Records from a dataset
* * * * * * *

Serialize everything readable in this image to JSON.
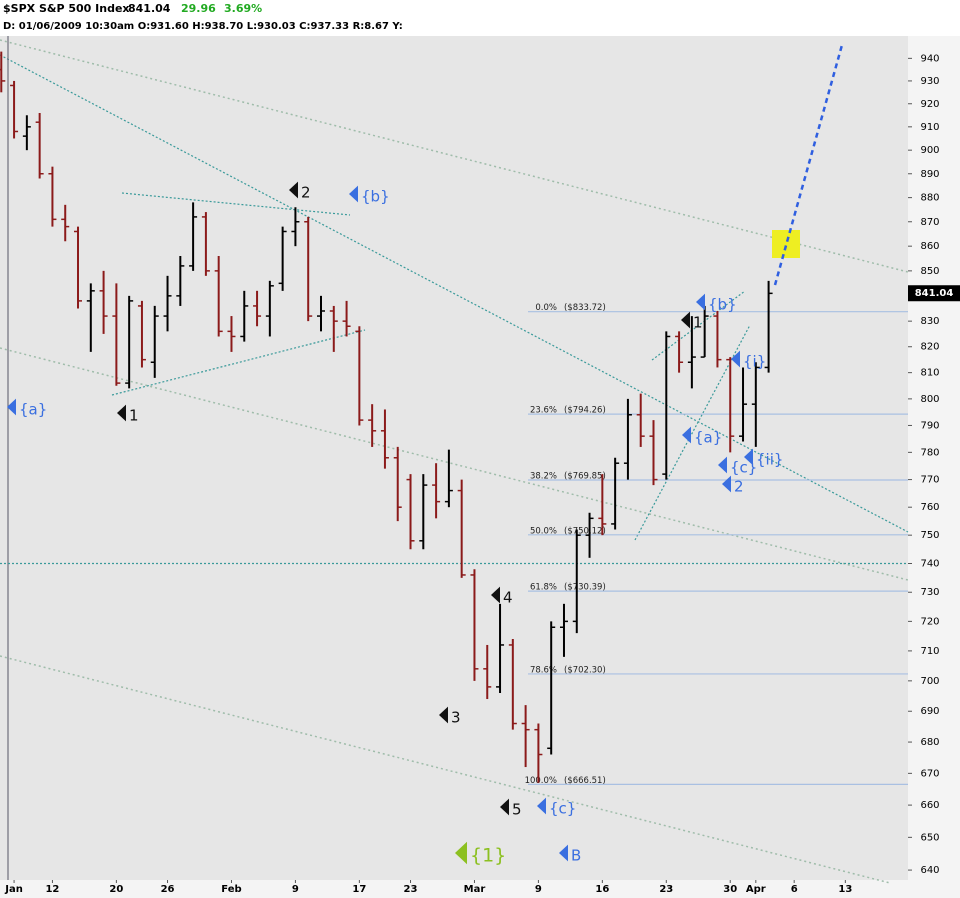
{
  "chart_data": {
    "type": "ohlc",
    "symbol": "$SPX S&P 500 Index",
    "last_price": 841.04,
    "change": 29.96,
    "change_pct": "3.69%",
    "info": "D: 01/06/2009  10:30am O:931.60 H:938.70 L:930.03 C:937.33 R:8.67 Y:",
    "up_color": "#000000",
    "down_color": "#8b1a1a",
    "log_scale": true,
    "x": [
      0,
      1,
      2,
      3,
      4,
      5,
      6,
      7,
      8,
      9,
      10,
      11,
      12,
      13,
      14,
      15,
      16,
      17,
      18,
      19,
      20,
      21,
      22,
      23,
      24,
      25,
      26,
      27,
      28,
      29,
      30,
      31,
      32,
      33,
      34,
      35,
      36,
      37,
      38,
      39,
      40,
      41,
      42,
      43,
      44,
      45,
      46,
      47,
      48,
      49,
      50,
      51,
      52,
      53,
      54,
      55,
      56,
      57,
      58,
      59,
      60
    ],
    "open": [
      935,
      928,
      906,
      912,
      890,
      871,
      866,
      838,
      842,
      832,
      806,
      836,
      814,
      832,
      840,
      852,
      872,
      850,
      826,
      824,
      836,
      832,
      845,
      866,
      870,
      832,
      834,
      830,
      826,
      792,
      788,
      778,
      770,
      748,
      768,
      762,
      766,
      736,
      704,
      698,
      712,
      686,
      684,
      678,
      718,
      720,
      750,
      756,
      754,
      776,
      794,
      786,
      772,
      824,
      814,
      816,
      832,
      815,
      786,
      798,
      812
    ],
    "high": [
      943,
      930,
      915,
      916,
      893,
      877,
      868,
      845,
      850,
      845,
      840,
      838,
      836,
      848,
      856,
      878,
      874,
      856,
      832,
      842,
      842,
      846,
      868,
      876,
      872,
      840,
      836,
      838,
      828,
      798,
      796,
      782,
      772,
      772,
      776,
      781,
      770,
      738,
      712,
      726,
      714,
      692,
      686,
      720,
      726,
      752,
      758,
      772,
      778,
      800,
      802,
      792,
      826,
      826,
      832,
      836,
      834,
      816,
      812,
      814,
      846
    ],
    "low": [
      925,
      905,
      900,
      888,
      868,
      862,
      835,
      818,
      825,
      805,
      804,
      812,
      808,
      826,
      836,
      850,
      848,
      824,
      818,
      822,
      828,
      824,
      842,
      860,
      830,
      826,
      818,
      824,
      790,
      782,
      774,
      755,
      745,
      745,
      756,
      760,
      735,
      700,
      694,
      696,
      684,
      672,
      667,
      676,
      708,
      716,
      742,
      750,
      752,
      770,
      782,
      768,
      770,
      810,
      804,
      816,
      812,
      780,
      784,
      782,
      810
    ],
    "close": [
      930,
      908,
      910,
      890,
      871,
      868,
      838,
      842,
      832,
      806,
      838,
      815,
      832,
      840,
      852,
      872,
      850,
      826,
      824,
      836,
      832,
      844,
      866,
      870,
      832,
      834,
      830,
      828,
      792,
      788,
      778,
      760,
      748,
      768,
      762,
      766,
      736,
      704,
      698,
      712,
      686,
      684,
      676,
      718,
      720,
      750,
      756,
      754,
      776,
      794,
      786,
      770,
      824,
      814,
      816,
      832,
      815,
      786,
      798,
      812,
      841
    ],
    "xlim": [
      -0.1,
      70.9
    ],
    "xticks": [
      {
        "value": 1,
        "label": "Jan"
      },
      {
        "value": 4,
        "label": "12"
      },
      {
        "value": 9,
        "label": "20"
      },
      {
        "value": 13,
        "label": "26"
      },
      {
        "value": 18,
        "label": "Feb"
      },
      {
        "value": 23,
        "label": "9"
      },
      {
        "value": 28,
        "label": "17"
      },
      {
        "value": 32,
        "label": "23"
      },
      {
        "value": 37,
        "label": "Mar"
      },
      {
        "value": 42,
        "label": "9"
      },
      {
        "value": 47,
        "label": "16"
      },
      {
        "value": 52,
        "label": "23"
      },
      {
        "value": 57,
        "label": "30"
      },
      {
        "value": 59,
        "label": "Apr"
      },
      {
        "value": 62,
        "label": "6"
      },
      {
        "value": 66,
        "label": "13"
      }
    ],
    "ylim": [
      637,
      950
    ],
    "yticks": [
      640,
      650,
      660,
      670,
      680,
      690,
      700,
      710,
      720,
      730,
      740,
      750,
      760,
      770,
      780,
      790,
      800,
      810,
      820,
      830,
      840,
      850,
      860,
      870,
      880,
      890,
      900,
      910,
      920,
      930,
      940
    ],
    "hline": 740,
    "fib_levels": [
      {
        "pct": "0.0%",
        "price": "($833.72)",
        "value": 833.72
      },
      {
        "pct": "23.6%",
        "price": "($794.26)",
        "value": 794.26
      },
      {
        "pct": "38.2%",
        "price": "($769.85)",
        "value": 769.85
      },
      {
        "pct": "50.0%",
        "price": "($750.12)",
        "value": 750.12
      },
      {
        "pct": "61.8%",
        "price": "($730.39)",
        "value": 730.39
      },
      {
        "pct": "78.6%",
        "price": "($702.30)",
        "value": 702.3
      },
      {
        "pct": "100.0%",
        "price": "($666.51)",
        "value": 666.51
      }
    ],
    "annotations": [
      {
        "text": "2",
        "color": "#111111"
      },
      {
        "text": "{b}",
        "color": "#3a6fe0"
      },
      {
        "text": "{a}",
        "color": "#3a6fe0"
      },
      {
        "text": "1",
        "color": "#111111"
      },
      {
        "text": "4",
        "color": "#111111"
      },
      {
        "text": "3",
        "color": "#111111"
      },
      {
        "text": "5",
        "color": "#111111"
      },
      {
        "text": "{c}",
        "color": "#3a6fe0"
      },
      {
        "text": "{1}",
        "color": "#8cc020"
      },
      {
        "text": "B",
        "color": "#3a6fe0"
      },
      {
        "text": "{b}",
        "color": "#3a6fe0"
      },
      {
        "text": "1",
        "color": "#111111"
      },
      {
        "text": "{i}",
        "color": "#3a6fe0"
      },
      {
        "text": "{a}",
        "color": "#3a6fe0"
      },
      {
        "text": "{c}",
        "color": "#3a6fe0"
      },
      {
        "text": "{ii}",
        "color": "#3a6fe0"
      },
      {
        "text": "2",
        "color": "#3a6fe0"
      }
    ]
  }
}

* * * * * * *

Short task: Reproduce each record from above exactly; pictures do not belong in the copy.

Solution for this exercise:
Serialize everything readable in this image to JSON.
{
  "chart_data": {
    "type": "ohlc",
    "symbol": "$SPX S&P 500 Index",
    "last_price": 841.04,
    "change": 29.96,
    "change_pct": "3.69%",
    "info": "D: 01/06/2009  10:30am O:931.60 H:938.70 L:930.03 C:937.33 R:8.67 Y:",
    "up_color": "#000000",
    "down_color": "#8b1a1a",
    "log_scale": true,
    "x": [
      0,
      1,
      2,
      3,
      4,
      5,
      6,
      7,
      8,
      9,
      10,
      11,
      12,
      13,
      14,
      15,
      16,
      17,
      18,
      19,
      20,
      21,
      22,
      23,
      24,
      25,
      26,
      27,
      28,
      29,
      30,
      31,
      32,
      33,
      34,
      35,
      36,
      37,
      38,
      39,
      40,
      41,
      42,
      43,
      44,
      45,
      46,
      47,
      48,
      49,
      50,
      51,
      52,
      53,
      54,
      55,
      56,
      57,
      58,
      59,
      60
    ],
    "open": [
      935,
      928,
      906,
      912,
      890,
      871,
      866,
      838,
      842,
      832,
      806,
      836,
      814,
      832,
      840,
      852,
      872,
      850,
      826,
      824,
      836,
      832,
      845,
      866,
      870,
      832,
      834,
      830,
      826,
      792,
      788,
      778,
      770,
      748,
      768,
      762,
      766,
      736,
      704,
      698,
      712,
      686,
      684,
      678,
      718,
      720,
      750,
      756,
      754,
      776,
      794,
      786,
      772,
      824,
      814,
      816,
      832,
      815,
      786,
      798,
      812
    ],
    "high": [
      943,
      930,
      915,
      916,
      893,
      877,
      868,
      845,
      850,
      845,
      840,
      838,
      836,
      848,
      856,
      878,
      874,
      856,
      832,
      842,
      842,
      846,
      868,
      876,
      872,
      840,
      836,
      838,
      828,
      798,
      796,
      782,
      772,
      772,
      776,
      781,
      770,
      738,
      712,
      726,
      714,
      692,
      686,
      720,
      726,
      752,
      758,
      772,
      778,
      800,
      802,
      792,
      826,
      826,
      832,
      836,
      834,
      816,
      812,
      814,
      846
    ],
    "low": [
      925,
      905,
      900,
      888,
      868,
      862,
      835,
      818,
      825,
      805,
      804,
      812,
      808,
      826,
      836,
      850,
      848,
      824,
      818,
      822,
      828,
      824,
      842,
      860,
      830,
      826,
      818,
      824,
      790,
      782,
      774,
      755,
      745,
      745,
      756,
      760,
      735,
      700,
      694,
      696,
      684,
      672,
      667,
      676,
      708,
      716,
      742,
      750,
      752,
      770,
      782,
      768,
      770,
      810,
      804,
      816,
      812,
      780,
      784,
      782,
      810
    ],
    "close": [
      930,
      908,
      910,
      890,
      871,
      868,
      838,
      842,
      832,
      806,
      838,
      815,
      832,
      840,
      852,
      872,
      850,
      826,
      824,
      836,
      832,
      844,
      866,
      870,
      832,
      834,
      830,
      828,
      792,
      788,
      778,
      760,
      748,
      768,
      762,
      766,
      736,
      704,
      698,
      712,
      686,
      684,
      676,
      718,
      720,
      750,
      756,
      754,
      776,
      794,
      786,
      770,
      824,
      814,
      816,
      832,
      815,
      786,
      798,
      812,
      841
    ],
    "xlim": [
      -0.1,
      70.9
    ],
    "xticks": [
      {
        "value": 1,
        "label": "Jan"
      },
      {
        "value": 4,
        "label": "12"
      },
      {
        "value": 9,
        "label": "20"
      },
      {
        "value": 13,
        "label": "26"
      },
      {
        "value": 18,
        "label": "Feb"
      },
      {
        "value": 23,
        "label": "9"
      },
      {
        "value": 28,
        "label": "17"
      },
      {
        "value": 32,
        "label": "23"
      },
      {
        "value": 37,
        "label": "Mar"
      },
      {
        "value": 42,
        "label": "9"
      },
      {
        "value": 47,
        "label": "16"
      },
      {
        "value": 52,
        "label": "23"
      },
      {
        "value": 57,
        "label": "30"
      },
      {
        "value": 59,
        "label": "Apr"
      },
      {
        "value": 62,
        "label": "6"
      },
      {
        "value": 66,
        "label": "13"
      }
    ],
    "ylim": [
      637,
      950
    ],
    "yticks": [
      640,
      650,
      660,
      670,
      680,
      690,
      700,
      710,
      720,
      730,
      740,
      750,
      760,
      770,
      780,
      790,
      800,
      810,
      820,
      830,
      840,
      850,
      860,
      870,
      880,
      890,
      900,
      910,
      920,
      930,
      940
    ],
    "hline": 740,
    "fib_levels": [
      {
        "pct": "0.0%",
        "price": "($833.72)",
        "value": 833.72
      },
      {
        "pct": "23.6%",
        "price": "($794.26)",
        "value": 794.26
      },
      {
        "pct": "38.2%",
        "price": "($769.85)",
        "value": 769.85
      },
      {
        "pct": "50.0%",
        "price": "($750.12)",
        "value": 750.12
      },
      {
        "pct": "61.8%",
        "price": "($730.39)",
        "value": 730.39
      },
      {
        "pct": "78.6%",
        "price": "($702.30)",
        "value": 702.3
      },
      {
        "pct": "100.0%",
        "price": "($666.51)",
        "value": 666.51
      }
    ],
    "annotations": [
      {
        "text": "2",
        "color": "#111111"
      },
      {
        "text": "{b}",
        "color": "#3a6fe0"
      },
      {
        "text": "{a}",
        "color": "#3a6fe0"
      },
      {
        "text": "1",
        "color": "#111111"
      },
      {
        "text": "4",
        "color": "#111111"
      },
      {
        "text": "3",
        "color": "#111111"
      },
      {
        "text": "5",
        "color": "#111111"
      },
      {
        "text": "{c}",
        "color": "#3a6fe0"
      },
      {
        "text": "{1}",
        "color": "#8cc020"
      },
      {
        "text": "B",
        "color": "#3a6fe0"
      },
      {
        "text": "{b}",
        "color": "#3a6fe0"
      },
      {
        "text": "1",
        "color": "#111111"
      },
      {
        "text": "{i}",
        "color": "#3a6fe0"
      },
      {
        "text": "{a}",
        "color": "#3a6fe0"
      },
      {
        "text": "{c}",
        "color": "#3a6fe0"
      },
      {
        "text": "{ii}",
        "color": "#3a6fe0"
      },
      {
        "text": "2",
        "color": "#3a6fe0"
      }
    ]
  }
}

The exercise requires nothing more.